Go through the records and copy each line where the word "точек" occurs.

## Start Source material

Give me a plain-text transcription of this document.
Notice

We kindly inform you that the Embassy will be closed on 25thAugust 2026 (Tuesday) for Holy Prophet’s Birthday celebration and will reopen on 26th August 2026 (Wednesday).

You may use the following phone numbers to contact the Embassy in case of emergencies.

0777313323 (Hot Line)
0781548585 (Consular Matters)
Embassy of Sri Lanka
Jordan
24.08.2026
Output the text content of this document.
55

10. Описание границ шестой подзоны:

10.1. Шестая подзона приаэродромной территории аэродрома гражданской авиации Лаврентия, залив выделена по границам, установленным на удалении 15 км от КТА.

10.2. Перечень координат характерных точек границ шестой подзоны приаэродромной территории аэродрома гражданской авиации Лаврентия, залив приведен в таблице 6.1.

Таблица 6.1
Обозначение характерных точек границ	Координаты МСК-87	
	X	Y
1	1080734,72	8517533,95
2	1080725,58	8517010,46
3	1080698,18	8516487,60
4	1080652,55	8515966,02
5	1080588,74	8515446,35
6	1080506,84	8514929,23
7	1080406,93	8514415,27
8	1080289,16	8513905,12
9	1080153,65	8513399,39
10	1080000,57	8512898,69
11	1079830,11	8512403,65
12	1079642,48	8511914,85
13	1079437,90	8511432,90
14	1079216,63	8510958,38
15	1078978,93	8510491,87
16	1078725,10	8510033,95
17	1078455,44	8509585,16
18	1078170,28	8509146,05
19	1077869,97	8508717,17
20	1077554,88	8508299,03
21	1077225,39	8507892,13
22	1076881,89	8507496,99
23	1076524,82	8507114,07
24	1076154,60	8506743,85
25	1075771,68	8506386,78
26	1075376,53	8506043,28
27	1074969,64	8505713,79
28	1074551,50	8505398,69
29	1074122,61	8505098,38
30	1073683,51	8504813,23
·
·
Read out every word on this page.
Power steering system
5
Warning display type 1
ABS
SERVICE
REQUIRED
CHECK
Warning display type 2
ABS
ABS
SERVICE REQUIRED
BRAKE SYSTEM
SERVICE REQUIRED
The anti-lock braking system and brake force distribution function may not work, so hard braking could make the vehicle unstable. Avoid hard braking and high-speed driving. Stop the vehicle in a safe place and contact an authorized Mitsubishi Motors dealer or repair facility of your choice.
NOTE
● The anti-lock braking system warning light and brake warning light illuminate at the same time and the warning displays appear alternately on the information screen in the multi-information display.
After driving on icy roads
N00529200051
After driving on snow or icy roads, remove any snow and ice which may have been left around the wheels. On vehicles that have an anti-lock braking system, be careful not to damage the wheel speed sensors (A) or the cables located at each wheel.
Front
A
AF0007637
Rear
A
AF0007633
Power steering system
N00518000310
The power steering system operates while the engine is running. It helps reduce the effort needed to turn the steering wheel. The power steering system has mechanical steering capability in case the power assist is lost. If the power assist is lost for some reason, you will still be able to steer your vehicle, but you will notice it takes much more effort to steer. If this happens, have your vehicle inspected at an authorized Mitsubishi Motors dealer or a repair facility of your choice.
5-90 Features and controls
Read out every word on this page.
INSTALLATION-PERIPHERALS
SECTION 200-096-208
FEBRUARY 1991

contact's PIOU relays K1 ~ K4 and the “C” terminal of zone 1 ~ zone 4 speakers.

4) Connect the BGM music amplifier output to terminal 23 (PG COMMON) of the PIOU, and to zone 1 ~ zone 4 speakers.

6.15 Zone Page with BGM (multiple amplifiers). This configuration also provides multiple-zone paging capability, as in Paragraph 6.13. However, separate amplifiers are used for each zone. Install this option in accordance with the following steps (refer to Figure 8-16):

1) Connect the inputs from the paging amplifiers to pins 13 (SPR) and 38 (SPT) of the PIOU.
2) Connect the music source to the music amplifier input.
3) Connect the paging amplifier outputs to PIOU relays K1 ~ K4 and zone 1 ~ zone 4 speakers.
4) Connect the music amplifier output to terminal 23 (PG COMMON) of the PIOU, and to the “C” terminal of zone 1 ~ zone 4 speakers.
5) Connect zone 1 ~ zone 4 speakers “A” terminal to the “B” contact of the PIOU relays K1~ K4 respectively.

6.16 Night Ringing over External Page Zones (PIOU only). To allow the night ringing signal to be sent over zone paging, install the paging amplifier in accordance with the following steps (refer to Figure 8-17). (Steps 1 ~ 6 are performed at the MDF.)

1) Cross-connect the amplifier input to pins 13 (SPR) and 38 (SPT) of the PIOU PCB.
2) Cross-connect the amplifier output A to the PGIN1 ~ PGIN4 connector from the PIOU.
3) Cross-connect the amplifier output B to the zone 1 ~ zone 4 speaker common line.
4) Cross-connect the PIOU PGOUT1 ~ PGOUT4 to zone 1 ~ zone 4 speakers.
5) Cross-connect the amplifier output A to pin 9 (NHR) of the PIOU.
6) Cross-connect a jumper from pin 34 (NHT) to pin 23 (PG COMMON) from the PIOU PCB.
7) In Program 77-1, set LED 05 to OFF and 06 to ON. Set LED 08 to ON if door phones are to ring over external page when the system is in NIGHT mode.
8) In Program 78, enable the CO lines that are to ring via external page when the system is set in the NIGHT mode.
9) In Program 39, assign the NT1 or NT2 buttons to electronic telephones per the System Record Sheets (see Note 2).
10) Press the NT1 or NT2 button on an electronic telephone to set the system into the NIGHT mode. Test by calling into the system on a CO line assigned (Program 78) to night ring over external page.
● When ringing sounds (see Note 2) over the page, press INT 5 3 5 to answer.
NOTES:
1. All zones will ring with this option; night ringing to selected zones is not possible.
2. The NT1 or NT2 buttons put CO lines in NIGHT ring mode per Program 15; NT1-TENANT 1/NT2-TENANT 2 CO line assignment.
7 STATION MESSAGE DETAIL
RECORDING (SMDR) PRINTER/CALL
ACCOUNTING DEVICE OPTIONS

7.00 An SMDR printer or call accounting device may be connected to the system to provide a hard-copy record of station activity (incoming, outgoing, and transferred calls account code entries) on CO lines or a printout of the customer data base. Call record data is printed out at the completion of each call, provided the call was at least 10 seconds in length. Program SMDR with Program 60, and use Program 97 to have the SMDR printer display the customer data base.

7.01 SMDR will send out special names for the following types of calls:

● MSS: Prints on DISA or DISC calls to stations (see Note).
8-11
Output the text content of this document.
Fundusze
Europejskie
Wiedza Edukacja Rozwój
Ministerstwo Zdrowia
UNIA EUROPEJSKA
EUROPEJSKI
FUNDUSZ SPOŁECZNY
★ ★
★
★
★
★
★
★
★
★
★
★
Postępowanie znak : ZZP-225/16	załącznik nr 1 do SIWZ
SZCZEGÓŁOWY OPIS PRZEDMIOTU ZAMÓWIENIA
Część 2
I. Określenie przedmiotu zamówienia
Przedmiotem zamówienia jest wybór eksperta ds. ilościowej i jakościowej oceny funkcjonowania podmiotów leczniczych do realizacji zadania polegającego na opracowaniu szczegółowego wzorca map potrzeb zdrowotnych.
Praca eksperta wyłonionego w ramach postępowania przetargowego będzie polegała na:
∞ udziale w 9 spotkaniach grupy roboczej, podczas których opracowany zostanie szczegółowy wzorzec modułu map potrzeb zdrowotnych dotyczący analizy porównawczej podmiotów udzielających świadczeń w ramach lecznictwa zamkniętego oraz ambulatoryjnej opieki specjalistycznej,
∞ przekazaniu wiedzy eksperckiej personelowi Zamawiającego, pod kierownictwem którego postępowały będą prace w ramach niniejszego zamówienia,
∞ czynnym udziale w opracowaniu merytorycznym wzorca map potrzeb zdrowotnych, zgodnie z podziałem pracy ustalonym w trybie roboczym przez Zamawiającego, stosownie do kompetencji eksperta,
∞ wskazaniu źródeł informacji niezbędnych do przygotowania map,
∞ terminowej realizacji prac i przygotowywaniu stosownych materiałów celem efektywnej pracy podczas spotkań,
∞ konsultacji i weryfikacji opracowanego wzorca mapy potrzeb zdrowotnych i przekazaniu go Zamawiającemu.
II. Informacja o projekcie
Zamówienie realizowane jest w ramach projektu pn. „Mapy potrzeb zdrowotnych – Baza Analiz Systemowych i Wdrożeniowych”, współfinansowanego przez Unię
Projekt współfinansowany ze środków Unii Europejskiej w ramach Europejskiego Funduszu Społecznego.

## End Source material

Full output:
10.2. Перечень координат характерных точек границ шестой подзоны приаэродромной территории аэродрома гражданской авиации Лаврентия, залив приведен в таблице 6.1.
Обозначение характерных точек границ	Координаты МСК-87	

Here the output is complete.